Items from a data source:
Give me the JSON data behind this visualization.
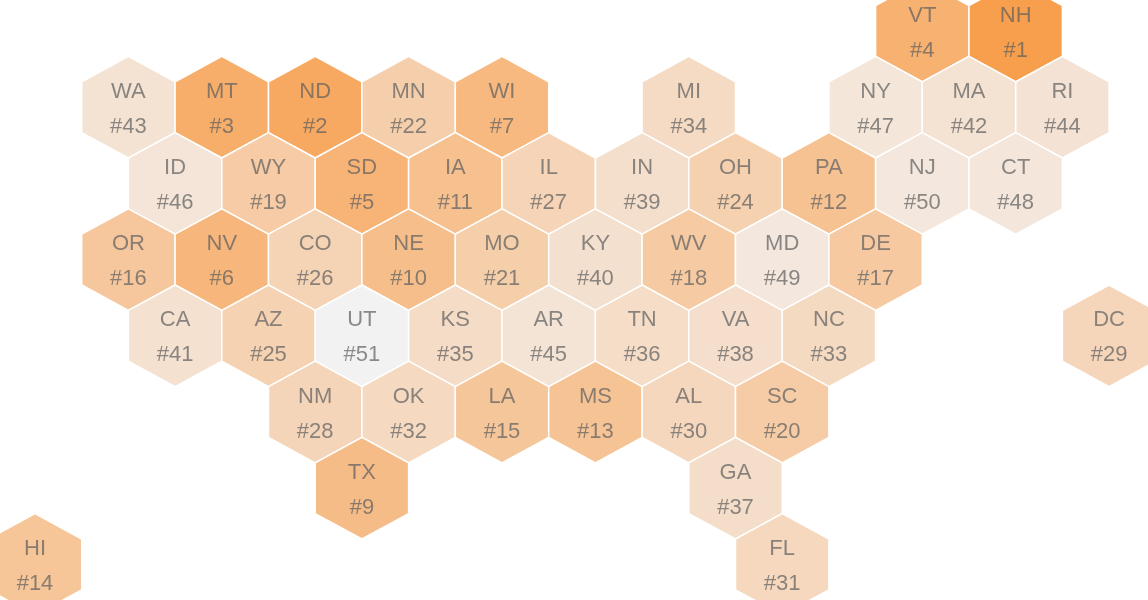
{
  "chart_data": {
    "type": "other",
    "categories": [
      "VT",
      "NH",
      "WA",
      "MT",
      "ND",
      "MN",
      "WI",
      "MI",
      "NY",
      "MA",
      "RI",
      "ID",
      "WY",
      "SD",
      "IA",
      "IL",
      "IN",
      "OH",
      "PA",
      "NJ",
      "CT",
      "OR",
      "NV",
      "CO",
      "NE",
      "MO",
      "KY",
      "WV",
      "MD",
      "DE",
      "CA",
      "AZ",
      "UT",
      "KS",
      "AR",
      "TN",
      "VA",
      "NC",
      "DC",
      "NM",
      "OK",
      "LA",
      "MS",
      "AL",
      "SC",
      "TX",
      "GA",
      "HI",
      "FL"
    ],
    "values": [
      4,
      1,
      43,
      3,
      2,
      22,
      7,
      34,
      47,
      42,
      44,
      46,
      19,
      5,
      11,
      27,
      39,
      24,
      12,
      50,
      48,
      16,
      6,
      26,
      10,
      21,
      40,
      18,
      49,
      17,
      41,
      25,
      51,
      35,
      45,
      36,
      38,
      33,
      29,
      28,
      32,
      15,
      13,
      30,
      20,
      9,
      37,
      14,
      31
    ],
    "value_labels": [
      "#4",
      "#1",
      "#43",
      "#3",
      "#2",
      "#22",
      "#7",
      "#34",
      "#47",
      "#42",
      "#44",
      "#46",
      "#19",
      "#5",
      "#11",
      "#27",
      "#39",
      "#24",
      "#12",
      "#50",
      "#48",
      "#16",
      "#6",
      "#26",
      "#10",
      "#21",
      "#40",
      "#18",
      "#49",
      "#17",
      "#41",
      "#25",
      "#51",
      "#35",
      "#45",
      "#36",
      "#38",
      "#33",
      "#29",
      "#28",
      "#32",
      "#15",
      "#13",
      "#30",
      "#20",
      "#9",
      "#37",
      "#14",
      "#31"
    ]
  }
}
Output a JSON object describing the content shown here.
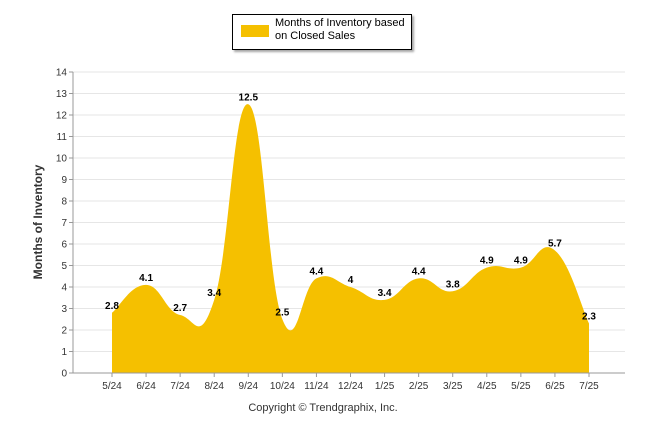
{
  "chart_data": {
    "type": "area",
    "categories": [
      "5/24",
      "6/24",
      "7/24",
      "8/24",
      "9/24",
      "10/24",
      "11/24",
      "12/24",
      "1/25",
      "2/25",
      "3/25",
      "4/25",
      "5/25",
      "6/25",
      "7/25"
    ],
    "series": [
      {
        "name": "Months of Inventory based on Closed Sales",
        "values": [
          2.8,
          4.1,
          2.7,
          3.4,
          12.5,
          2.5,
          4.4,
          4,
          3.4,
          4.4,
          3.8,
          4.9,
          4.9,
          5.7,
          2.3
        ]
      }
    ],
    "data_labels": [
      "2.8",
      "4.1",
      "2.7",
      "3.4",
      "12.5",
      "2.5",
      "4.4",
      "4",
      "3.4",
      "4.4",
      "3.8",
      "4.9",
      "4.9",
      "5.7",
      "2.3"
    ],
    "ylabel": "Months of Inventory",
    "xlabel": "",
    "ylim": [
      0,
      14
    ],
    "yticks": [
      "0",
      "1",
      "2",
      "3",
      "4",
      "5",
      "6",
      "7",
      "8",
      "9",
      "10",
      "11",
      "12",
      "13",
      "14"
    ],
    "grid": true,
    "legend_position": "top-center",
    "color": "#F5C000"
  },
  "legend": {
    "line1": "Months of Inventory based",
    "line2": "on Closed Sales"
  },
  "footer": {
    "copyright": "Copyright © Trendgraphix, Inc."
  }
}
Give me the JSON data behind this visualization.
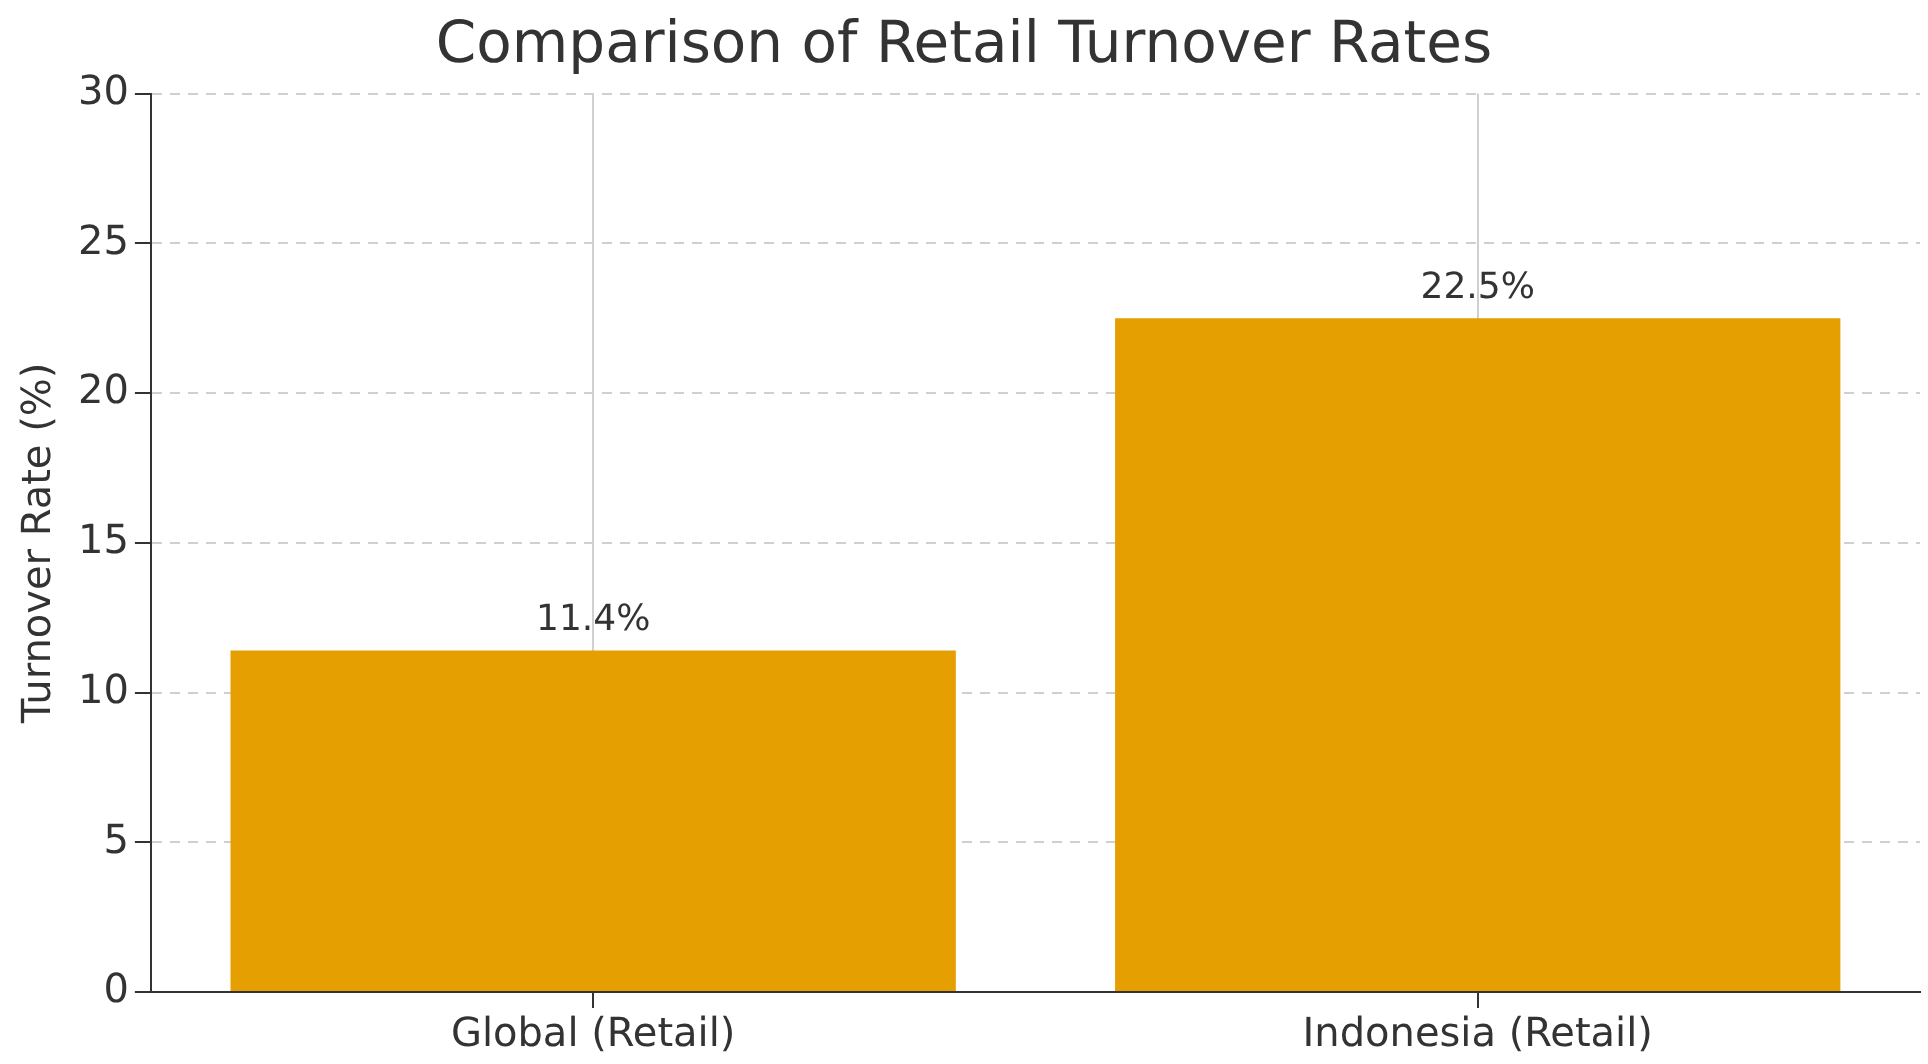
{
  "chart_data": {
    "type": "bar",
    "title": "Comparison of Retail Turnover Rates",
    "ylabel": "Turnover Rate (%)",
    "categories": [
      "Global (Retail)",
      "Indonesia (Retail)"
    ],
    "values": [
      11.4,
      22.5
    ],
    "value_labels": [
      "11.4%",
      "22.5%"
    ],
    "color": "#e69f00",
    "ylim": [
      0,
      30
    ],
    "yticks": [
      0,
      5,
      10,
      15,
      20,
      25,
      30
    ],
    "grid": true
  }
}
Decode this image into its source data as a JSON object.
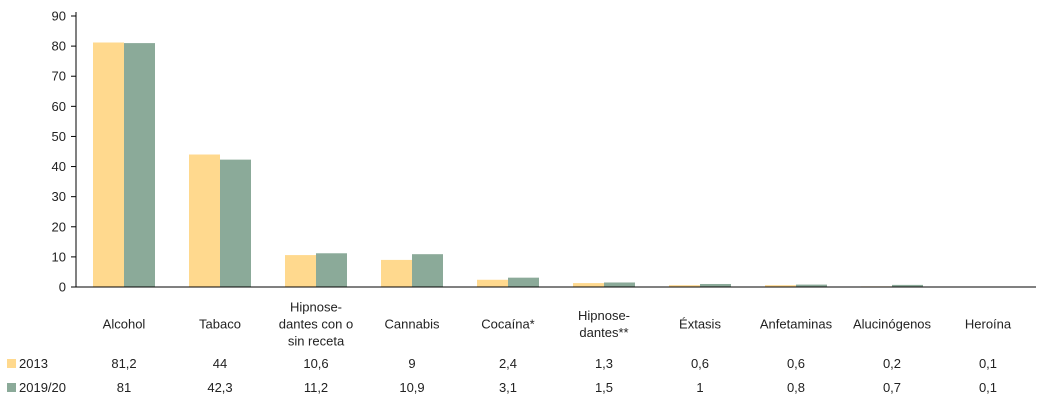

### EXERCISE DETAILS
Leave the pictures out, and transcribe each of the records exactly.

### WRITTEN RESPONSE
Give me the JSON data behind this visualization.
{
  "chart_data": {
    "type": "other",
    "categories": [
      "VT",
      "NH",
      "WA",
      "MT",
      "ND",
      "MN",
      "WI",
      "MI",
      "NY",
      "MA",
      "RI",
      "ID",
      "WY",
      "SD",
      "IA",
      "IL",
      "IN",
      "OH",
      "PA",
      "NJ",
      "CT",
      "OR",
      "NV",
      "CO",
      "NE",
      "MO",
      "KY",
      "WV",
      "MD",
      "DE",
      "CA",
      "AZ",
      "UT",
      "KS",
      "AR",
      "TN",
      "VA",
      "NC",
      "DC",
      "NM",
      "OK",
      "LA",
      "MS",
      "AL",
      "SC",
      "TX",
      "GA",
      "HI",
      "FL"
    ],
    "values": [
      4,
      1,
      43,
      3,
      2,
      22,
      7,
      34,
      47,
      42,
      44,
      46,
      19,
      5,
      11,
      27,
      39,
      24,
      12,
      50,
      48,
      16,
      6,
      26,
      10,
      21,
      40,
      18,
      49,
      17,
      41,
      25,
      51,
      35,
      45,
      36,
      38,
      33,
      29,
      28,
      32,
      15,
      13,
      30,
      20,
      9,
      37,
      14,
      31
    ],
    "value_labels": [
      "#4",
      "#1",
      "#43",
      "#3",
      "#2",
      "#22",
      "#7",
      "#34",
      "#47",
      "#42",
      "#44",
      "#46",
      "#19",
      "#5",
      "#11",
      "#27",
      "#39",
      "#24",
      "#12",
      "#50",
      "#48",
      "#16",
      "#6",
      "#26",
      "#10",
      "#21",
      "#40",
      "#18",
      "#49",
      "#17",
      "#41",
      "#25",
      "#51",
      "#35",
      "#45",
      "#36",
      "#38",
      "#33",
      "#29",
      "#28",
      "#32",
      "#15",
      "#13",
      "#30",
      "#20",
      "#9",
      "#37",
      "#14",
      "#31"
    ]
  }
}
Output a JSON object describing the content shown here.
{
  "chart_data": {
    "type": "area",
    "categories": [
      "5/24",
      "6/24",
      "7/24",
      "8/24",
      "9/24",
      "10/24",
      "11/24",
      "12/24",
      "1/25",
      "2/25",
      "3/25",
      "4/25",
      "5/25",
      "6/25",
      "7/25"
    ],
    "series": [
      {
        "name": "Months of Inventory based on Closed Sales",
        "values": [
          2.8,
          4.1,
          2.7,
          3.4,
          12.5,
          2.5,
          4.4,
          4,
          3.4,
          4.4,
          3.8,
          4.9,
          4.9,
          5.7,
          2.3
        ]
      }
    ],
    "data_labels": [
      "2.8",
      "4.1",
      "2.7",
      "3.4",
      "12.5",
      "2.5",
      "4.4",
      "4",
      "3.4",
      "4.4",
      "3.8",
      "4.9",
      "4.9",
      "5.7",
      "2.3"
    ],
    "ylabel": "Months of Inventory",
    "xlabel": "",
    "ylim": [
      0,
      14
    ],
    "yticks": [
      "0",
      "1",
      "2",
      "3",
      "4",
      "5",
      "6",
      "7",
      "8",
      "9",
      "10",
      "11",
      "12",
      "13",
      "14"
    ],
    "grid": true,
    "legend_position": "top-center",
    "color": "#F5C000"
  },
  "legend": {
    "line1": "Months of Inventory based",
    "line2": "on Closed Sales"
  },
  "footer": {
    "copyright": "Copyright © Trendgraphix, Inc."
  }
}
Give me the JSON data behind this visualization.
{
  "chart_data": {
    "type": "bar",
    "title": "Comparison of Retail Turnover Rates",
    "ylabel": "Turnover Rate (%)",
    "categories": [
      "Global (Retail)",
      "Indonesia (Retail)"
    ],
    "values": [
      11.4,
      22.5
    ],
    "value_labels": [
      "11.4%",
      "22.5%"
    ],
    "color": "#e69f00",
    "ylim": [
      0,
      30
    ],
    "yticks": [
      0,
      5,
      10,
      15,
      20,
      25,
      30
    ],
    "grid": true
  }
}
Decode this image into its source data as a JSON object.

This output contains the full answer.